- [REQUIRED WORK]
Your task is to give the data again, exactly, with every line intact.
# start of WORKING DATA
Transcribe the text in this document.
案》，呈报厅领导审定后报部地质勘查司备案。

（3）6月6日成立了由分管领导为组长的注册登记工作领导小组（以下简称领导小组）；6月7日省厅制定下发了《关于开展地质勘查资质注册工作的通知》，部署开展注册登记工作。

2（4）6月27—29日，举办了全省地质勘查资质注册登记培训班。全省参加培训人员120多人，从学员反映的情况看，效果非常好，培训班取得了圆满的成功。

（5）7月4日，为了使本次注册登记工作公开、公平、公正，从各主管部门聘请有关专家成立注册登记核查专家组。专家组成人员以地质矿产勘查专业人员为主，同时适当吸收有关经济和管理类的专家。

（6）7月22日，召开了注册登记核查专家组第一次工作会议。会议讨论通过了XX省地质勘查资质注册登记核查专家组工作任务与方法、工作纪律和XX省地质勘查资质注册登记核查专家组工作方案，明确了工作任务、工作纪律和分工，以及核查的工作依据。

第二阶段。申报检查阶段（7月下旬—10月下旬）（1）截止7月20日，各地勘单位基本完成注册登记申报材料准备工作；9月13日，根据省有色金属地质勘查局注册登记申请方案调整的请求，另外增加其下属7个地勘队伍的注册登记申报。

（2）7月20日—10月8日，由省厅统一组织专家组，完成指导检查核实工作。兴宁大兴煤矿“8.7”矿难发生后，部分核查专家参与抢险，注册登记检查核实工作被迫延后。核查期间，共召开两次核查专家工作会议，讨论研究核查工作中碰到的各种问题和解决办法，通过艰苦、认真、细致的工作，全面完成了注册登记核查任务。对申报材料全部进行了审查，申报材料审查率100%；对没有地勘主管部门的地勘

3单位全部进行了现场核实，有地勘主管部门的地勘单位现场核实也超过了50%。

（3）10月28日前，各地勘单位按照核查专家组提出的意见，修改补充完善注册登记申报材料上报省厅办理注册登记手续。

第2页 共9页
# end of WORKING DATA
- [EXERCISE RESPONSE]
Transcribe the text in this document.
案》，呈报厅领导审定后报部地质勘查司备案。

（3）6月6日成立了由分管领导为组长的注册登记工作领导小组（以下简称领导小组）；6月7日省厅制定下发了《关于开展地质勘查资质注册工作的通知》，部署开展注册登记工作。

2（4）6月27—29日，举办了全省地质勘查资质注册登记培训班。全省参加培训人员120多人，从学员反映的情况看，效果非常好，培训班取得了圆满的成功。

（5）7月4日，为了使本次注册登记工作公开、公平、公正，从各主管部门聘请有关专家成立注册登记核查专家组。专家组成人员以地质矿产勘查专业人员为主，同时适当吸收有关经济和管理类的专家。

（6）7月22日，召开了注册登记核查专家组第一次工作会议。会议讨论通过了XX省地质勘查资质注册登记核查专家组工作任务与方法、工作纪律和XX省地质勘查资质注册登记核查专家组工作方案，明确了工作任务、工作纪律和分工，以及核查的工作依据。

第二阶段。申报检查阶段（7月下旬—10月下旬）（1）截止7月20日，各地勘单位基本完成注册登记申报材料准备工作；9月13日，根据省有色金属地质勘查局注册登记申请方案调整的请求，另外增加其下属7个地勘队伍的注册登记申报。

（2）7月20日—10月8日，由省厅统一组织专家组，完成指导检查核实工作。兴宁大兴煤矿“8.7”矿难发生后，部分核查专家参与抢险，注册登记检查核实工作被迫延后。核查期间，共召开两次核查专家工作会议，讨论研究核查工作中碰到的各种问题和解决办法，通过艰苦、认真、细致的工作，全面完成了注册登记核查任务。对申报材料全部进行了审查，申报材料审查率100%；对没有地勘主管部门的地勘

3单位全部进行了现场核实，有地勘主管部门的地勘单位现场核实也超过了50%。

（3）10月28日前，各地勘单位按照核查专家组提出的意见，修改补充完善注册登记申报材料上报省厅办理注册登记手续。

第2页 共9页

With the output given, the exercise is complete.